**The request**
Reproduce the material in full, exactly as written.

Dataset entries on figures

»»

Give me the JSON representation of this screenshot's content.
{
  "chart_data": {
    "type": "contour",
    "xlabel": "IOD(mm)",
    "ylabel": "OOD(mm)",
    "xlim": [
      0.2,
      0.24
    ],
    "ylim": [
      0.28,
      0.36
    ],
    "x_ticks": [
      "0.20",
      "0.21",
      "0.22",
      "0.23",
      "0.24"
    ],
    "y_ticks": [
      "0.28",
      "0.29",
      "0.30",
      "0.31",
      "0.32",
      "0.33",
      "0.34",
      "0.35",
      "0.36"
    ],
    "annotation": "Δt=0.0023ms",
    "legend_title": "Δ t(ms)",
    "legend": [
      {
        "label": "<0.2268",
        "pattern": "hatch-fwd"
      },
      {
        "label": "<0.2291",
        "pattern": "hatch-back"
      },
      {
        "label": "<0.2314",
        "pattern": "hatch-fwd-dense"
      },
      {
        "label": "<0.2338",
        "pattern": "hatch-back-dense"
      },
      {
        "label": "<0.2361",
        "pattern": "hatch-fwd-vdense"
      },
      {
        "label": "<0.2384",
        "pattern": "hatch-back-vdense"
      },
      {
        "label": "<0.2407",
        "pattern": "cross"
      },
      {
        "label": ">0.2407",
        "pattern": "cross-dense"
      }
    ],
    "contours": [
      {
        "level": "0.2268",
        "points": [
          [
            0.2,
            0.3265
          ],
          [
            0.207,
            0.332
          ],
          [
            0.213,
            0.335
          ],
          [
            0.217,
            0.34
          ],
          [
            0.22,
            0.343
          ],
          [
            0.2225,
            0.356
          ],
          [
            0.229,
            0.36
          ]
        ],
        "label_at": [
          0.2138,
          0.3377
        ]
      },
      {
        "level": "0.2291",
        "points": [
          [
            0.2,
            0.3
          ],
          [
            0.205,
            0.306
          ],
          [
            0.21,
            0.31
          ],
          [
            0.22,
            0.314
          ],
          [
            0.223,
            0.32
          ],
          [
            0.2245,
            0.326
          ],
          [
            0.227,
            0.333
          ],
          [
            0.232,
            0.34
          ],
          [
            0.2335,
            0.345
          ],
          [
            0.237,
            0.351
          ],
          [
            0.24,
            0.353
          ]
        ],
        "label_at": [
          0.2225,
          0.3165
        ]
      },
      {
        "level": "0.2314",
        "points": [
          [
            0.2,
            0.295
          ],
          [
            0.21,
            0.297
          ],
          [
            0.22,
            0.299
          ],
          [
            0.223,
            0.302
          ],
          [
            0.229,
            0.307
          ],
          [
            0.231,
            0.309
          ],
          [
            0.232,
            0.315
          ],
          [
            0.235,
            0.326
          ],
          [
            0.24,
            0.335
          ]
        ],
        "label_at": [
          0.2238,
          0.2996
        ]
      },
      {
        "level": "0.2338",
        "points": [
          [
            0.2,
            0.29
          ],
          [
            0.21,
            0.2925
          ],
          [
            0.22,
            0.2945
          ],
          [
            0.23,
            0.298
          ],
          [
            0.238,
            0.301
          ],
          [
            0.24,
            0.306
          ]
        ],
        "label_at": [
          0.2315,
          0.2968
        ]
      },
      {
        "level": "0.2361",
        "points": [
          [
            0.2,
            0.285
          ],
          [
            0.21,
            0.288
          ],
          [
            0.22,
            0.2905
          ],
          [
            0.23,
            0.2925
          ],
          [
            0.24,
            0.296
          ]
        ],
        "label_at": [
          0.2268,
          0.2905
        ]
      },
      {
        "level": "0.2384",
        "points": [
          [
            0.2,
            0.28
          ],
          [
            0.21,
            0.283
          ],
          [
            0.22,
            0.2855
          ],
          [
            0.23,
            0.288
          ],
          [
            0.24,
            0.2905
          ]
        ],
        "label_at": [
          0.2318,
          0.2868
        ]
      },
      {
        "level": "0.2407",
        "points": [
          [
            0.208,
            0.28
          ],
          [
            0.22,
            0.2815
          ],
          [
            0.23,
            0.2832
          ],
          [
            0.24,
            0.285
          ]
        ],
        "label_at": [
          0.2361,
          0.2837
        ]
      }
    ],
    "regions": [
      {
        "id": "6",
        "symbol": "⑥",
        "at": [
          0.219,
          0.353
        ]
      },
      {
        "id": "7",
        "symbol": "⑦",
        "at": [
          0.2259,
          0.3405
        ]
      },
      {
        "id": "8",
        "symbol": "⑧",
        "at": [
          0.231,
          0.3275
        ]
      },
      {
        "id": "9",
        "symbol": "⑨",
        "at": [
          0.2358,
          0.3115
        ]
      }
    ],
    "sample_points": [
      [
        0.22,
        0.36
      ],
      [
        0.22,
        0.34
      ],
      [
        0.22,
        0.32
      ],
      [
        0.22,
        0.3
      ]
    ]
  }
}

««

**Answer to this task**
Give me the JSON representation of this screenshot's content.
{
  "chart_data": {
    "type": "contour",
    "xlabel": "IOD(mm)",
    "ylabel": "OOD(mm)",
    "xlim": [
      0.2,
      0.24
    ],
    "ylim": [
      0.28,
      0.36
    ],
    "x_ticks": [
      "0.20",
      "0.21",
      "0.22",
      "0.23",
      "0.24"
    ],
    "y_ticks": [
      "0.28",
      "0.29",
      "0.30",
      "0.31",
      "0.32",
      "0.33",
      "0.34",
      "0.35",
      "0.36"
    ],
    "annotation": "Δt=0.0023ms",
    "legend_title": "Δ t(ms)",
    "legend": [
      {
        "label": "<0.2268",
        "pattern": "hatch-fwd"
      },
      {
        "label": "<0.2291",
        "pattern": "hatch-back"
      },
      {
        "label": "<0.2314",
        "pattern": "hatch-fwd-dense"
      },
      {
        "label": "<0.2338",
        "pattern": "hatch-back-dense"
      },
      {
        "label": "<0.2361",
        "pattern": "hatch-fwd-vdense"
      },
      {
        "label": "<0.2384",
        "pattern": "hatch-back-vdense"
      },
      {
        "label": "<0.2407",
        "pattern": "cross"
      },
      {
        "label": ">0.2407",
        "pattern": "cross-dense"
      }
    ],
    "contours": [
      {
        "level": "0.2268",
        "points": [
          [
            0.2,
            0.3265
          ],
          [
            0.207,
            0.332
          ],
          [
            0.213,
            0.335
          ],
          [
            0.217,
            0.34
          ],
          [
            0.22,
            0.343
          ],
          [
            0.2225,
            0.356
          ],
          [
            0.229,
            0.36
          ]
        ],
        "label_at": [
          0.2138,
          0.3377
        ]
      },
      {
        "level": "0.2291",
        "points": [
          [
            0.2,
            0.3
          ],
          [
            0.205,
            0.306
          ],
          [
            0.21,
            0.31
          ],
          [
            0.22,
            0.314
          ],
          [
            0.223,
            0.32
          ],
          [
            0.2245,
            0.326
          ],
          [
            0.227,
            0.333
          ],
          [
            0.232,
            0.34
          ],
          [
            0.2335,
            0.345
          ],
          [
            0.237,
            0.351
          ],
          [
            0.24,
            0.353
          ]
        ],
        "label_at": [
          0.2225,
          0.3165
        ]
      },
      {
        "level": "0.2314",
        "points": [
          [
            0.2,
            0.295
          ],
          [
            0.21,
            0.297
          ],
          [
            0.22,
            0.299
          ],
          [
            0.223,
            0.302
          ],
          [
            0.229,
            0.307
          ],
          [
            0.231,
            0.309
          ],
          [
            0.232,
            0.315
          ],
          [
            0.235,
            0.326
          ],
          [
            0.24,
            0.335
          ]
        ],
        "label_at": [
          0.2238,
          0.2996
        ]
      },
      {
        "level": "0.2338",
        "points": [
          [
            0.2,
            0.29
          ],
          [
            0.21,
            0.2925
          ],
          [
            0.22,
            0.2945
          ],
          [
            0.23,
            0.298
          ],
          [
            0.238,
            0.301
          ],
          [
            0.24,
            0.306
          ]
        ],
        "label_at": [
          0.2315,
          0.2968
        ]
      },
      {
        "level": "0.2361",
        "points": [
          [
            0.2,
            0.285
          ],
          [
            0.21,
            0.288
          ],
          [
            0.22,
            0.2905
          ],
          [
            0.23,
            0.2925
          ],
          [
            0.24,
            0.296
          ]
        ],
        "label_at": [
          0.2268,
          0.2905
        ]
      },
      {
        "level": "0.2384",
        "points": [
          [
            0.2,
            0.28
          ],
          [
            0.21,
            0.283
          ],
          [
            0.22,
            0.2855
          ],
          [
            0.23,
            0.288
          ],
          [
            0.24,
            0.2905
          ]
        ],
        "label_at": [
          0.2318,
          0.2868
        ]
      },
      {
        "level": "0.2407",
        "points": [
          [
            0.208,
            0.28
          ],
          [
            0.22,
            0.2815
          ],
          [
            0.23,
            0.2832
          ],
          [
            0.24,
            0.285
          ]
        ],
        "label_at": [
          0.2361,
          0.2837
        ]
      }
    ],
    "regions": [
      {
        "id": "6",
        "symbol": "⑥",
        "at": [
          0.219,
          0.353
        ]
      },
      {
        "id": "7",
        "symbol": "⑦",
        "at": [
          0.2259,
          0.3405
        ]
      },
      {
        "id": "8",
        "symbol": "⑧",
        "at": [
          0.231,
          0.3275
        ]
      },
      {
        "id": "9",
        "symbol": "⑨",
        "at": [
          0.2358,
          0.3115
        ]
      }
    ],
    "sample_points": [
      [
        0.22,
        0.36
      ],
      [
        0.22,
        0.34
      ],
      [
        0.22,
        0.32
      ],
      [
        0.22,
        0.3
      ]
    ]
  }
}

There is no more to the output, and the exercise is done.